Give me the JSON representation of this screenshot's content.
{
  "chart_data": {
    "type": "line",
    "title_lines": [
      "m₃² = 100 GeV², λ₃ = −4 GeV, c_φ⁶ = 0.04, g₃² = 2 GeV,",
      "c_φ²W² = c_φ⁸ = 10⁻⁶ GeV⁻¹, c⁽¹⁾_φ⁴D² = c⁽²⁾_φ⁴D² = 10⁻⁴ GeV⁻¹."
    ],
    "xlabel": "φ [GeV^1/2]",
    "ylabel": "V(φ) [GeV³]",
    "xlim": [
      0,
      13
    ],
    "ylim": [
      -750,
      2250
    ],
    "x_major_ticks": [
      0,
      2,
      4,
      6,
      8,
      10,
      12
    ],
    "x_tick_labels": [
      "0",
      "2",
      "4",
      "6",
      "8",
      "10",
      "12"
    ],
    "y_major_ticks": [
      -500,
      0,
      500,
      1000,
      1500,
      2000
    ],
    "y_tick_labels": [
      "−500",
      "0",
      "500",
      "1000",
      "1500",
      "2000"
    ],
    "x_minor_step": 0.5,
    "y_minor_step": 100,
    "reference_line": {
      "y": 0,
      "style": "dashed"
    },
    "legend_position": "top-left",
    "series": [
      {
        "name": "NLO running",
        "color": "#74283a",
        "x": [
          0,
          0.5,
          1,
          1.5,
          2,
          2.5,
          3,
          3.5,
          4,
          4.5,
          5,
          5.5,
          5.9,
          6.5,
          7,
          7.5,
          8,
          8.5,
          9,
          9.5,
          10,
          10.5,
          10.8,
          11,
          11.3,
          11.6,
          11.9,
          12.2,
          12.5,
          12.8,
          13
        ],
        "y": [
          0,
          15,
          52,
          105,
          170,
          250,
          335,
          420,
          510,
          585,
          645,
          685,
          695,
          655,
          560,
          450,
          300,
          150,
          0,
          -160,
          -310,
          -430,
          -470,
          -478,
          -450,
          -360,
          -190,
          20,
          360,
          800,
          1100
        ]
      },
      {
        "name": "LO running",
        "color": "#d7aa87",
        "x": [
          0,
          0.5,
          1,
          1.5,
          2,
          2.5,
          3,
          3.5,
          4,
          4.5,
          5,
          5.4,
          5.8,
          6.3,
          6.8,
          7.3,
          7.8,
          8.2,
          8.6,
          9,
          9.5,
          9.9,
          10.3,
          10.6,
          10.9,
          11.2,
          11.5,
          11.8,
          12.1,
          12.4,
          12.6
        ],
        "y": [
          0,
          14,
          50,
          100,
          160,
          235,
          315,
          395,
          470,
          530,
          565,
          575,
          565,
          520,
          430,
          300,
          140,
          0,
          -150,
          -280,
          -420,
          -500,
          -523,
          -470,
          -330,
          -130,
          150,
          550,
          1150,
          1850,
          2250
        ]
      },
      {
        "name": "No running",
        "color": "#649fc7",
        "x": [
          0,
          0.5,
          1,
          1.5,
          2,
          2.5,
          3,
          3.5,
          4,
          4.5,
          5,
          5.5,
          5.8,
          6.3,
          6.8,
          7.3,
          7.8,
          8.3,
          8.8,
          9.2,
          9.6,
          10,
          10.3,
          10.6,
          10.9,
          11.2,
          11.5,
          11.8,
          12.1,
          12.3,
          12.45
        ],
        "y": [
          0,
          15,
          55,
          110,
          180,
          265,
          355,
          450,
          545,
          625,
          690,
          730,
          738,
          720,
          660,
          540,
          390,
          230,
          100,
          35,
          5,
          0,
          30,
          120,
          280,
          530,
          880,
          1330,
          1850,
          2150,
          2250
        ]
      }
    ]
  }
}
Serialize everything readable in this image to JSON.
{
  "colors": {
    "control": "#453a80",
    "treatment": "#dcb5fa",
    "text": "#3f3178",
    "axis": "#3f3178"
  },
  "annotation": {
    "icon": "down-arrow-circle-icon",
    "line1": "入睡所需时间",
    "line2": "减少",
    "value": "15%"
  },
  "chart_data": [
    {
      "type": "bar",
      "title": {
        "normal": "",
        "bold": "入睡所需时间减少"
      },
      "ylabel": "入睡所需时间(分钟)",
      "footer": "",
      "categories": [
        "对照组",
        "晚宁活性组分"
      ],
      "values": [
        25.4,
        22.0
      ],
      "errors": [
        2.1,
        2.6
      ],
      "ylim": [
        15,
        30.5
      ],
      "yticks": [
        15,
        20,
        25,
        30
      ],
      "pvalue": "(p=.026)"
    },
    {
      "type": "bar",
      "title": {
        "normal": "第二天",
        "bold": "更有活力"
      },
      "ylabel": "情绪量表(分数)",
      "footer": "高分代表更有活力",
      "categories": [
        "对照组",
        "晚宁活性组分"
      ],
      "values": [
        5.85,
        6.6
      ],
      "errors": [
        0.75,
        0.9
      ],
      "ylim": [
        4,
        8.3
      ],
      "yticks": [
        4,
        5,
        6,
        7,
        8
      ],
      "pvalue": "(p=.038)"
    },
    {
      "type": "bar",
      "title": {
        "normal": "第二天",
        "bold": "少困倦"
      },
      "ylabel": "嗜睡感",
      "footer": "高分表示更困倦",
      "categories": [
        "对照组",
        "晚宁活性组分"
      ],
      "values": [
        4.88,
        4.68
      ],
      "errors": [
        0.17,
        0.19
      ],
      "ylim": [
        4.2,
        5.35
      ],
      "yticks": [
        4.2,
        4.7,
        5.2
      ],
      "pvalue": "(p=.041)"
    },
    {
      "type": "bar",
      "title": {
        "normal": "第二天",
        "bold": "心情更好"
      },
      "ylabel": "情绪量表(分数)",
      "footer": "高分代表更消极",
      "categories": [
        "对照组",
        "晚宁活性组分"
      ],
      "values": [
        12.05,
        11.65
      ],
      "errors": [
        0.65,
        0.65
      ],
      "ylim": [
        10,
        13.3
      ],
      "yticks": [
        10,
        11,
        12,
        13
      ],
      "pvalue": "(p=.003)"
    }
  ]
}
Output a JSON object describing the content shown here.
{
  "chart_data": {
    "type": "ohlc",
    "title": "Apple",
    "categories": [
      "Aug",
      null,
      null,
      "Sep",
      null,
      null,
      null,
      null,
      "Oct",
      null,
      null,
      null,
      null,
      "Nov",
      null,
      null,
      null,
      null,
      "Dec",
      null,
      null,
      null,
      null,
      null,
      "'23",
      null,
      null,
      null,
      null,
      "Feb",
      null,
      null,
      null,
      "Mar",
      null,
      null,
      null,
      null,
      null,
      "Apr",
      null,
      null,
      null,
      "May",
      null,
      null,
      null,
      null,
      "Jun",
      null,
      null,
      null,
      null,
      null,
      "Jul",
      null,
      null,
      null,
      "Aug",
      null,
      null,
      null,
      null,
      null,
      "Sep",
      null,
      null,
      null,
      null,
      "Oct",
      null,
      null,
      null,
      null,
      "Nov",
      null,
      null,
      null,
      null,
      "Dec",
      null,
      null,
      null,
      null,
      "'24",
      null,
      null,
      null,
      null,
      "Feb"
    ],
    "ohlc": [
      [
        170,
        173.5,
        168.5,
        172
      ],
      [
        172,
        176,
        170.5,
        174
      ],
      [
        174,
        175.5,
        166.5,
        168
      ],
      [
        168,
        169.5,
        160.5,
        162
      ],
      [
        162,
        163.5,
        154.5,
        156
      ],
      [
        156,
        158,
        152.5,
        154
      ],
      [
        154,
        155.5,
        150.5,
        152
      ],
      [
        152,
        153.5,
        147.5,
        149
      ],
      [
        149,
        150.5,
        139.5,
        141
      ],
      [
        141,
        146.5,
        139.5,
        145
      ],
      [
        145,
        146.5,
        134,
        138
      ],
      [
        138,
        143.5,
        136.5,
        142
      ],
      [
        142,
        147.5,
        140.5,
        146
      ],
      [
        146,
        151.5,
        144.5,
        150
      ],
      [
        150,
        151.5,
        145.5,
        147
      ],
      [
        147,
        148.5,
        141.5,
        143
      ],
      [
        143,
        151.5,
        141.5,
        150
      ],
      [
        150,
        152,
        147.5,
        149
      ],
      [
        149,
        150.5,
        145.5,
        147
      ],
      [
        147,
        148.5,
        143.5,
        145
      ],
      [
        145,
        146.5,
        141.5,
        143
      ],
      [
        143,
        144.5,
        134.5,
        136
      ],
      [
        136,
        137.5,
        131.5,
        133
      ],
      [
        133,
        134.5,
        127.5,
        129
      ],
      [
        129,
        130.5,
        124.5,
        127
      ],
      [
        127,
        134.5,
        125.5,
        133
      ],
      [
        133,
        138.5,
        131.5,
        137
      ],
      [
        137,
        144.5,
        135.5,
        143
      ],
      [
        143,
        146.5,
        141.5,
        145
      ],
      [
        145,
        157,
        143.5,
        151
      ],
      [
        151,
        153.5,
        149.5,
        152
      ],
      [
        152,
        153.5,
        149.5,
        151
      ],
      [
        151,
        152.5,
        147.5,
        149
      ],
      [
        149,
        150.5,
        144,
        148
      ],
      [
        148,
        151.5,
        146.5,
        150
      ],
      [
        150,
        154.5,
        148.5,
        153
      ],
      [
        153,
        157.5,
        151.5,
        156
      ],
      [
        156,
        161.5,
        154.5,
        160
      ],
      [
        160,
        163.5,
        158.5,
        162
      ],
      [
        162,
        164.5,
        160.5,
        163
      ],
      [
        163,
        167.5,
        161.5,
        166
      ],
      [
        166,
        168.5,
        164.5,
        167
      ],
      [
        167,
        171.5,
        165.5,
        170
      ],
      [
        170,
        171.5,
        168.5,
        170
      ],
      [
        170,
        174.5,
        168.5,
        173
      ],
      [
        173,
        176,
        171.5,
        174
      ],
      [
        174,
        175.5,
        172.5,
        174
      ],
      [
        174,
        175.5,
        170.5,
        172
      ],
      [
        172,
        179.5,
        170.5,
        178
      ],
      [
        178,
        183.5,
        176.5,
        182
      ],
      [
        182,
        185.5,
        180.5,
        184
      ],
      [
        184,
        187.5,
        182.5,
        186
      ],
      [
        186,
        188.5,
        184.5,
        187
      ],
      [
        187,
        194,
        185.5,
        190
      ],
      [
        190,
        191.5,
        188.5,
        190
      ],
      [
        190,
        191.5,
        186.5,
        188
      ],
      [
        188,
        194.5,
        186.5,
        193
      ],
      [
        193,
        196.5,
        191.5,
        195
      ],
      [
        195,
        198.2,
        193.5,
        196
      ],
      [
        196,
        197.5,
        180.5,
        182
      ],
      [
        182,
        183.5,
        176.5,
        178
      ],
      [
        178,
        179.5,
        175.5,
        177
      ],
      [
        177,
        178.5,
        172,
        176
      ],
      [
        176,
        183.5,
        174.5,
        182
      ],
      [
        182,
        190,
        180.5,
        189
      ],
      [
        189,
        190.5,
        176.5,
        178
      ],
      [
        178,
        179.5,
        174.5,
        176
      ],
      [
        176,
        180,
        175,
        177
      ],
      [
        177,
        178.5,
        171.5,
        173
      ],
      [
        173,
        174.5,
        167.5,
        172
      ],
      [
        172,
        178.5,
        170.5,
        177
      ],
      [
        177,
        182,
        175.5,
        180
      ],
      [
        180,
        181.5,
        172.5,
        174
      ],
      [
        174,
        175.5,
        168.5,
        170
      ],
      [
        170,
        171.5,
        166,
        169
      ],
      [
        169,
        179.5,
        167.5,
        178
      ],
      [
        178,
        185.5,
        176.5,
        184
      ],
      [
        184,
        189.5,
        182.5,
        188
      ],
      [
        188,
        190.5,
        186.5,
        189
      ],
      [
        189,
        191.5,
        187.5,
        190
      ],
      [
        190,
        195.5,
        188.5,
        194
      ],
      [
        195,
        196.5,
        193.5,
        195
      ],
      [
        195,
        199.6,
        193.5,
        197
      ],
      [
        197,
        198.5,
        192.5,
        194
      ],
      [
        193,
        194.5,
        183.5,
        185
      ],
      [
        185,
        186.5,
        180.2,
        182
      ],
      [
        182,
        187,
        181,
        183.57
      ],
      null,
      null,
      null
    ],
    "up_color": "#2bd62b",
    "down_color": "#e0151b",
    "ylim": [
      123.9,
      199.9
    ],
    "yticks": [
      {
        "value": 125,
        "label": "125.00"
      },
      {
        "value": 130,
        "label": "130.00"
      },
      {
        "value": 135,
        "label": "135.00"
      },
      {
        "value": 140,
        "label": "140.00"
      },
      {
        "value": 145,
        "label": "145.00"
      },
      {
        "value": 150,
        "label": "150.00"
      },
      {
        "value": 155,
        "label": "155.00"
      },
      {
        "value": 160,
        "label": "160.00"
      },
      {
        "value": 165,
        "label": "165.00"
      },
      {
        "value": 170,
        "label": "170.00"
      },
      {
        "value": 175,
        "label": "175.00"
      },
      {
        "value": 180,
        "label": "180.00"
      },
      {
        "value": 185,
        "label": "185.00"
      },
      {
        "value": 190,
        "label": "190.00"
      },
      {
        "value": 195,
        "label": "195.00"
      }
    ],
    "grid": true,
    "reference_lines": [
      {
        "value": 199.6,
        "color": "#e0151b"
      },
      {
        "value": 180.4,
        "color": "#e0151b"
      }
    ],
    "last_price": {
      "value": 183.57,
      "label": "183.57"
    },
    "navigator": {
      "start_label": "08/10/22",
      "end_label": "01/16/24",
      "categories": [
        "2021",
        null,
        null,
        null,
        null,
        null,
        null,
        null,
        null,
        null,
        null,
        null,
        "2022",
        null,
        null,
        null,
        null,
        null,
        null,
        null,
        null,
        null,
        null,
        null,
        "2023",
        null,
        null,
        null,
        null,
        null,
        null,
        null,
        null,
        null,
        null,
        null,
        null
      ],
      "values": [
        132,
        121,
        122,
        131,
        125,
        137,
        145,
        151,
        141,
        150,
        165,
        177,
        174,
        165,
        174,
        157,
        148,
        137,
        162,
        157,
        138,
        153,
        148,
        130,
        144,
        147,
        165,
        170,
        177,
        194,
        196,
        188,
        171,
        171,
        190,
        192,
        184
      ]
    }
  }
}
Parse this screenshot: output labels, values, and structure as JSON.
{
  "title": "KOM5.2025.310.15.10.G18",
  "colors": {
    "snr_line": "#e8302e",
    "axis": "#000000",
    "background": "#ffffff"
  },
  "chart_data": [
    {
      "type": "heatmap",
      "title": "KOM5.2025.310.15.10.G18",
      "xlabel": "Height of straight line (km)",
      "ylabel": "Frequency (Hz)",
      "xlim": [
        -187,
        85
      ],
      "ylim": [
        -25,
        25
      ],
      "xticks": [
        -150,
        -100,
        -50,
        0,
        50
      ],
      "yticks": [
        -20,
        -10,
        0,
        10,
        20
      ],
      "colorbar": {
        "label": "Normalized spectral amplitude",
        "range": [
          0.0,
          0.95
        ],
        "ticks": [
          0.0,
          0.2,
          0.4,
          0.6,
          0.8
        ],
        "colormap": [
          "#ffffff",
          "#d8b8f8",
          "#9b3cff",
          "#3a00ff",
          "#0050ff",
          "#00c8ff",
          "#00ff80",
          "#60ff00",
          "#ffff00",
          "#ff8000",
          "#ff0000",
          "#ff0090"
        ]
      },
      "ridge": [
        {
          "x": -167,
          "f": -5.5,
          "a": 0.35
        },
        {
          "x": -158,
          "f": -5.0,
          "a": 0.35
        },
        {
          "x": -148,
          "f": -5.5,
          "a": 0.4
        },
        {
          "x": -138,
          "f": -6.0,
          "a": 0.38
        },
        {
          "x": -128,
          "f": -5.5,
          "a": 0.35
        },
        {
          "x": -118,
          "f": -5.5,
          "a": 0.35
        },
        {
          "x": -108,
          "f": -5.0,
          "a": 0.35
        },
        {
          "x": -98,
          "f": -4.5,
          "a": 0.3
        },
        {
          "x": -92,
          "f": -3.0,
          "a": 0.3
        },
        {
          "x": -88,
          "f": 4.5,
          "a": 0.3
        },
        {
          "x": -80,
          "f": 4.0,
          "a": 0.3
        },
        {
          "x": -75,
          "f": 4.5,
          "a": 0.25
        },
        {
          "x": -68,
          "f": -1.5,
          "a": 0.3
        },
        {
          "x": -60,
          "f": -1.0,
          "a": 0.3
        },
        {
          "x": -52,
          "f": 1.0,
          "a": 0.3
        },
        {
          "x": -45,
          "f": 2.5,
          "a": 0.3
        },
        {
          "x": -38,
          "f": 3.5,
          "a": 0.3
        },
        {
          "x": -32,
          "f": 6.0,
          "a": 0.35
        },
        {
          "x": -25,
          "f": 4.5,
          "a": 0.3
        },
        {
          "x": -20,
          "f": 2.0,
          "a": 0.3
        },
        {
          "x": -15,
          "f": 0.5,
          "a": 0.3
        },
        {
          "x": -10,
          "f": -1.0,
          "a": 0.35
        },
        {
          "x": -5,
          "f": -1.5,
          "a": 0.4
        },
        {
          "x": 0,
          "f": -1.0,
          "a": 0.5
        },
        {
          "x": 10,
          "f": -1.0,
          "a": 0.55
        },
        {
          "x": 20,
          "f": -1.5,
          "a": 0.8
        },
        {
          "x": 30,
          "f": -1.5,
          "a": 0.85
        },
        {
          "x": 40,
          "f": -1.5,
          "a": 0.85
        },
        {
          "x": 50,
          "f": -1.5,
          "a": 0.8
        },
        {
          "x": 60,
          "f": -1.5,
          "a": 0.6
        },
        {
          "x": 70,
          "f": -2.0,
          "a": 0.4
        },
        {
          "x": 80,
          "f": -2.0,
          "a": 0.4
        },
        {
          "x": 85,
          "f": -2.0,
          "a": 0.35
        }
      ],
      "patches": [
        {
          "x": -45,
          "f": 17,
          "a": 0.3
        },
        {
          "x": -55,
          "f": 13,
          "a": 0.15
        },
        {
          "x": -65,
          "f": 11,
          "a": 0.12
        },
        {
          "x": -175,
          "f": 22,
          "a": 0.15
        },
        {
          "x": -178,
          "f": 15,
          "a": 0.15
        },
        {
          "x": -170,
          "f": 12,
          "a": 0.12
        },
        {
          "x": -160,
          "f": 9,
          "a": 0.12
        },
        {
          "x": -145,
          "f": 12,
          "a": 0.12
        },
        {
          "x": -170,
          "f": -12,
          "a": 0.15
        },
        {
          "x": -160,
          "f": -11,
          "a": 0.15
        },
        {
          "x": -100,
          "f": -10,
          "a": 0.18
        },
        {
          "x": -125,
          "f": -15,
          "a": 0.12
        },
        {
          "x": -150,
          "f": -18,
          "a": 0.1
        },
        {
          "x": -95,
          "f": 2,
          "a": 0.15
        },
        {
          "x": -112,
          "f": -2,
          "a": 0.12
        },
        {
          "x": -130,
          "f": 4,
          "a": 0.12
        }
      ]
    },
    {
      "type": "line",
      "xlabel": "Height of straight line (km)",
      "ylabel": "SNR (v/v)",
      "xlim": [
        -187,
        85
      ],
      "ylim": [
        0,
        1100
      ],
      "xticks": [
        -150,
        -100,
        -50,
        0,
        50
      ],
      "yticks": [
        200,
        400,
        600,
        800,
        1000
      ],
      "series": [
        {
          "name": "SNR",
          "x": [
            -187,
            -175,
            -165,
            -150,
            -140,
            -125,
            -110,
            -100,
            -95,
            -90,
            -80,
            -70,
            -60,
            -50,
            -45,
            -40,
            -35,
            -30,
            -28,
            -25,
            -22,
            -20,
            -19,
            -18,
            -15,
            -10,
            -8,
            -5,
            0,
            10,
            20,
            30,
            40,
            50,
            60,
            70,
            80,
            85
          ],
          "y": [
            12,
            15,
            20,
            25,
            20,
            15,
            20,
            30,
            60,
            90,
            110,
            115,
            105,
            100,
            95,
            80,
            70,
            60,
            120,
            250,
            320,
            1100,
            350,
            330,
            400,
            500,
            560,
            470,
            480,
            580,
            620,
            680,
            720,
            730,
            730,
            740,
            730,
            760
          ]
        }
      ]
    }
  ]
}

THE REQUEST →
Every line that holds the word "bold" counts once; state the total number of such lines and nothing else.

OUTPUT OF THE EXERCISE →
4